→ **TASK DETAILS**
All material below is to be reproduced exactly.

════════════════

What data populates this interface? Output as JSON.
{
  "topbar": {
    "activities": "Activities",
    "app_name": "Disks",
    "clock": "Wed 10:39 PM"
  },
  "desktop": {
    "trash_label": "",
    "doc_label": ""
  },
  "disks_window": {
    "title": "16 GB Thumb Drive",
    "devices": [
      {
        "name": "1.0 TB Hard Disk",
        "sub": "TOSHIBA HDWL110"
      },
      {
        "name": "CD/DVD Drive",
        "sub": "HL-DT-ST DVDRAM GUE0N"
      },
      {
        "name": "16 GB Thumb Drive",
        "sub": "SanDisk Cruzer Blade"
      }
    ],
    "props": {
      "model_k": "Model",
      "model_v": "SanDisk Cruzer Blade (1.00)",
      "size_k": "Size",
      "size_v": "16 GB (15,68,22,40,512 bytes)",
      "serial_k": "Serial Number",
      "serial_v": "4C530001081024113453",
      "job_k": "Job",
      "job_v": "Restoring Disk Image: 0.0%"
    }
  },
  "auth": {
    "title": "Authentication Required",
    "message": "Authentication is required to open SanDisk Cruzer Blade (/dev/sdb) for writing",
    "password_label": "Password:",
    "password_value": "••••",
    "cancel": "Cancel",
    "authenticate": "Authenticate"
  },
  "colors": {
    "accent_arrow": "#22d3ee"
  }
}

════════════════

→ **THE REPLY**
What data populates this interface? Output as JSON.
{
  "topbar": {
    "activities": "Activities",
    "app_name": "Disks",
    "clock": "Wed 10:39 PM"
  },
  "desktop": {
    "trash_label": "",
    "doc_label": ""
  },
  "disks_window": {
    "title": "16 GB Thumb Drive",
    "devices": [
      {
        "name": "1.0 TB Hard Disk",
        "sub": "TOSHIBA HDWL110"
      },
      {
        "name": "CD/DVD Drive",
        "sub": "HL-DT-ST DVDRAM GUE0N"
      },
      {
        "name": "16 GB Thumb Drive",
        "sub": "SanDisk Cruzer Blade"
      }
    ],
    "props": {
      "model_k": "Model",
      "model_v": "SanDisk Cruzer Blade (1.00)",
      "size_k": "Size",
      "size_v": "16 GB (15,68,22,40,512 bytes)",
      "serial_k": "Serial Number",
      "serial_v": "4C530001081024113453",
      "job_k": "Job",
      "job_v": "Restoring Disk Image: 0.0%"
    }
  },
  "auth": {
    "title": "Authentication Required",
    "message": "Authentication is required to open SanDisk Cruzer Blade (/dev/sdb) for writing",
    "password_label": "Password:",
    "password_value": "••••",
    "cancel": "Cancel",
    "authenticate": "Authenticate"
  },
  "colors": {
    "accent_arrow": "#22d3ee"
  }
}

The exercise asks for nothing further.